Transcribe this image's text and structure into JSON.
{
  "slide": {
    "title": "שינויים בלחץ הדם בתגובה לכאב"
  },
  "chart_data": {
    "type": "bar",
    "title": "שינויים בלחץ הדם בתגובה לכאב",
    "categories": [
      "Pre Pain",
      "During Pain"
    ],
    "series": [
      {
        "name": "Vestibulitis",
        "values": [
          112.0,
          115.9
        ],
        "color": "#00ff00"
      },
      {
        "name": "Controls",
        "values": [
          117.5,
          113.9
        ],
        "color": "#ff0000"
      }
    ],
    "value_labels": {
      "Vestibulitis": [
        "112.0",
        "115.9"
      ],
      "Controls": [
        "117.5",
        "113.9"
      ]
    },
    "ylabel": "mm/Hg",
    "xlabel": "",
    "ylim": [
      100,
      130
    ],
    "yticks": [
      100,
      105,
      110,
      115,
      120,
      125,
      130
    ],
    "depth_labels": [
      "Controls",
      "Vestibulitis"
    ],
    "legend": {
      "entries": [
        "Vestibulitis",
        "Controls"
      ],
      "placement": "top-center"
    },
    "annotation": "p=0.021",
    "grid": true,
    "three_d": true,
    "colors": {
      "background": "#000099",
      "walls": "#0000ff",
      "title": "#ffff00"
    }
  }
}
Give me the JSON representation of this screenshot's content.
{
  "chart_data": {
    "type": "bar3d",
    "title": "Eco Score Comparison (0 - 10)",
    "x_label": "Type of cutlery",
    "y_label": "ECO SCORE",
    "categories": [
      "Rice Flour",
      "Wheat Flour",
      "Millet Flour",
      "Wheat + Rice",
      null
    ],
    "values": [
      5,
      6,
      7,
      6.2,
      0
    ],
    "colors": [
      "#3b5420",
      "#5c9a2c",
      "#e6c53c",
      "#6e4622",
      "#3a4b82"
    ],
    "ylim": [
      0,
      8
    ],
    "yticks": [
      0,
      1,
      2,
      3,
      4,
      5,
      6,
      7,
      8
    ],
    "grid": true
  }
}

|---|

Written instruction: Extract each line of the listing above, copying it word for word.

Solution to this task:
Transcribe this image's text and structure into JSON.
{
  "slide": {
    "title": "שינויים בלחץ הדם בתגובה לכאב"
  },
  "chart_data": {
    "type": "bar",
    "title": "שינויים בלחץ הדם בתגובה לכאב",
    "categories": [
      "Pre Pain",
      "During Pain"
    ],
    "series": [
      {
        "name": "Vestibulitis",
        "values": [
          112.0,
          115.9
        ],
        "color": "#00ff00"
      },
      {
        "name": "Controls",
        "values": [
          117.5,
          113.9
        ],
        "color": "#ff0000"
      }
    ],
    "value_labels": {
      "Vestibulitis": [
        "112.0",
        "115.9"
      ],
      "Controls": [
        "117.5",
        "113.9"
      ]
    },
    "ylabel": "mm/Hg",
    "xlabel": "",
    "ylim": [
      100,
      130
    ],
    "yticks": [
      100,
      105,
      110,
      115,
      120,
      125,
      130
    ],
    "depth_labels": [
      "Controls",
      "Vestibulitis"
    ],
    "legend": {
      "entries": [
        "Vestibulitis",
        "Controls"
      ],
      "placement": "top-center"
    },
    "annotation": "p=0.021",
    "grid": true,
    "three_d": true,
    "colors": {
      "background": "#000099",
      "walls": "#0000ff",
      "title": "#ffff00"
    }
  }
}
Give me the JSON representation of this screenshot's content.
{
  "chart_data": {
    "type": "bar3d",
    "title": "Eco Score Comparison (0 - 10)",
    "x_label": "Type of cutlery",
    "y_label": "ECO SCORE",
    "categories": [
      "Rice Flour",
      "Wheat Flour",
      "Millet Flour",
      "Wheat + Rice",
      null
    ],
    "values": [
      5,
      6,
      7,
      6.2,
      0
    ],
    "colors": [
      "#3b5420",
      "#5c9a2c",
      "#e6c53c",
      "#6e4622",
      "#3a4b82"
    ],
    "ylim": [
      0,
      8
    ],
    "yticks": [
      0,
      1,
      2,
      3,
      4,
      5,
      6,
      7,
      8
    ],
    "grid": true
  }
}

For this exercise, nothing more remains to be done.